* BEGIN *

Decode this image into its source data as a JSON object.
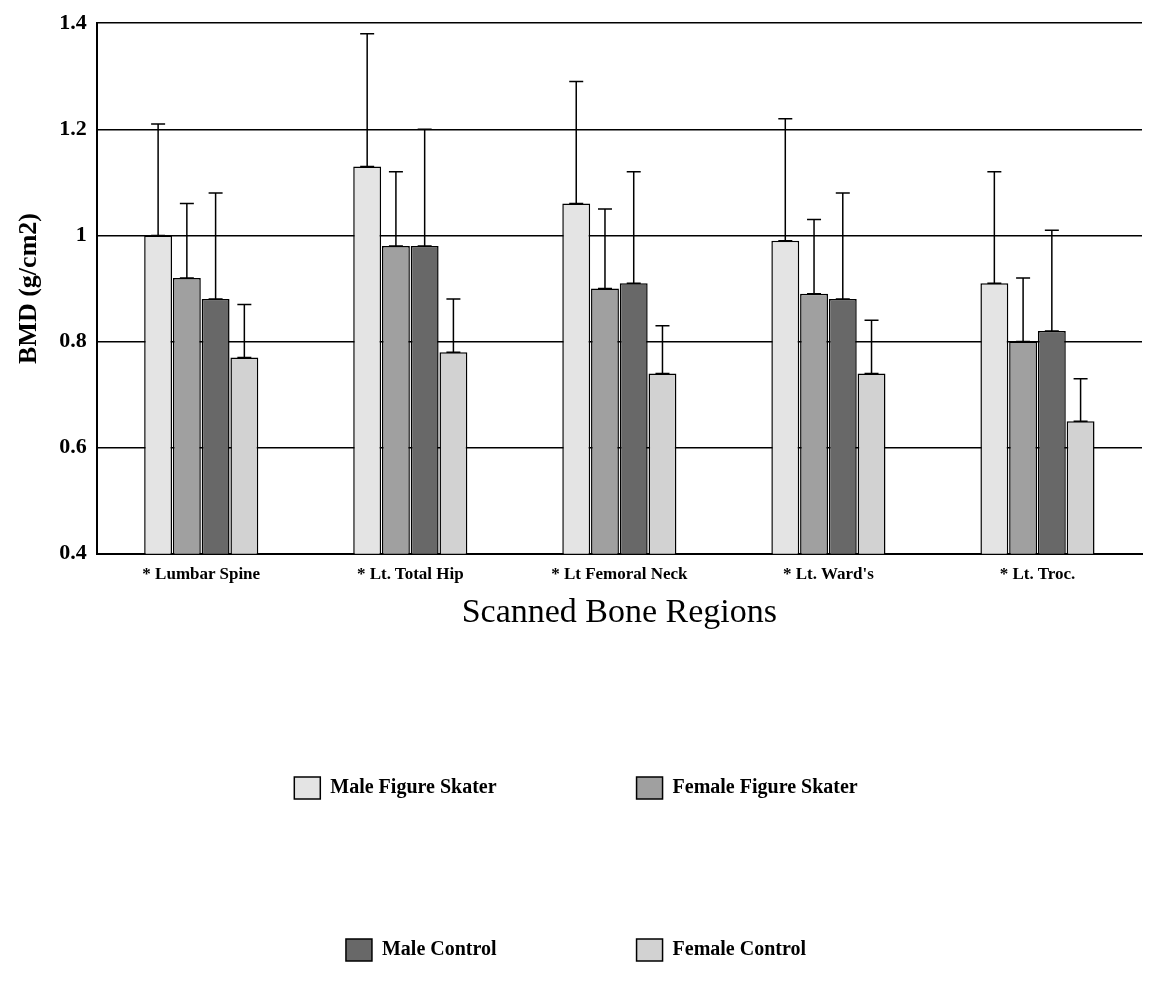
{
  "chart_data": {
    "type": "bar",
    "xlabel": "Scanned Bone Regions",
    "ylabel": "BMD (g/cm2)",
    "categories": [
      "* Lumbar Spine",
      "* Lt. Total Hip",
      "* Lt Femoral Neck",
      "* Lt. Ward's",
      "* Lt. Troc."
    ],
    "series": [
      {
        "name": "Male Figure Skater",
        "color": "#e4e4e4",
        "values": [
          1.0,
          1.13,
          1.06,
          0.99,
          0.91
        ],
        "errors": [
          [
            1.0,
            1.21
          ],
          [
            1.13,
            1.38
          ],
          [
            1.06,
            1.29
          ],
          [
            0.99,
            1.22
          ],
          [
            0.91,
            1.12
          ]
        ]
      },
      {
        "name": "Female Figure Skater",
        "color": "#a0a0a0",
        "values": [
          0.92,
          0.98,
          0.9,
          0.89,
          0.8
        ],
        "errors": [
          [
            0.92,
            1.06
          ],
          [
            0.98,
            1.12
          ],
          [
            0.9,
            1.05
          ],
          [
            0.89,
            1.03
          ],
          [
            0.8,
            0.92
          ]
        ]
      },
      {
        "name": "Male Control",
        "color": "#686868",
        "values": [
          0.88,
          0.98,
          0.91,
          0.88,
          0.82
        ],
        "errors": [
          [
            0.88,
            1.08
          ],
          [
            0.98,
            1.2
          ],
          [
            0.91,
            1.12
          ],
          [
            0.88,
            1.08
          ],
          [
            0.82,
            1.01
          ]
        ]
      },
      {
        "name": "Female Control",
        "color": "#d2d2d2",
        "values": [
          0.77,
          0.78,
          0.74,
          0.74,
          0.65
        ],
        "errors": [
          [
            0.77,
            0.87
          ],
          [
            0.78,
            0.88
          ],
          [
            0.74,
            0.83
          ],
          [
            0.74,
            0.84
          ],
          [
            0.65,
            0.73
          ]
        ]
      }
    ],
    "ylim": [
      0.4,
      1.4
    ],
    "yticks": [
      0.4,
      0.6,
      0.8,
      1,
      1.2,
      1.4
    ],
    "grid": "y",
    "legend": "bottom"
  }
}
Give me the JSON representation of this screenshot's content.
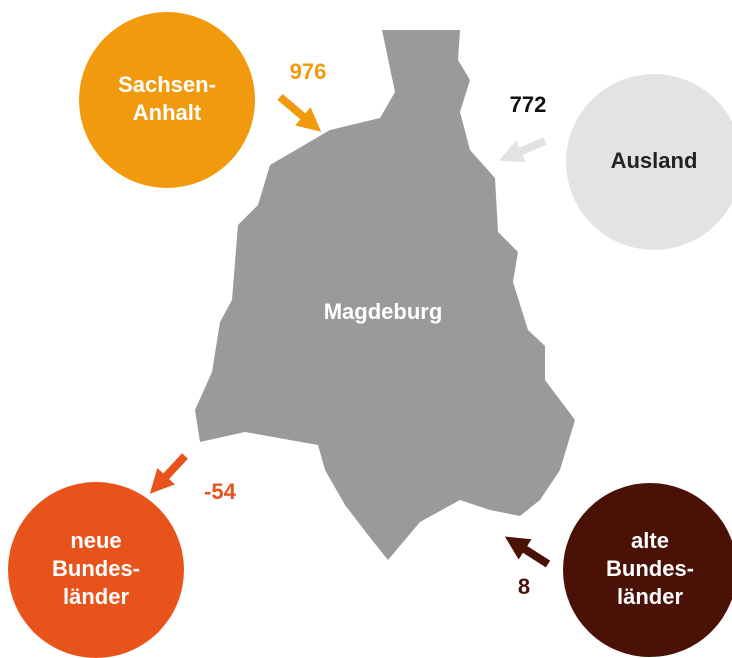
{
  "city": {
    "label": "Magdeburg"
  },
  "nodes": [
    {
      "label": [
        "Sachsen-",
        "Anhalt"
      ],
      "value": 976
    },
    {
      "label": [
        "Ausland"
      ],
      "value": 772
    },
    {
      "label": [
        "neue",
        "Bundes-",
        "länder"
      ],
      "value": -54
    },
    {
      "label": [
        "alte",
        "Bundes-",
        "länder"
      ],
      "value": 8
    }
  ]
}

* END *

* WORK TO DO *
Pick each line holding the word "JSON" out of the listing.

* WRITTEN ANSWER *
Decode this image into its source data as a JSON object.
Give me the JSON representation of this screenshot's content.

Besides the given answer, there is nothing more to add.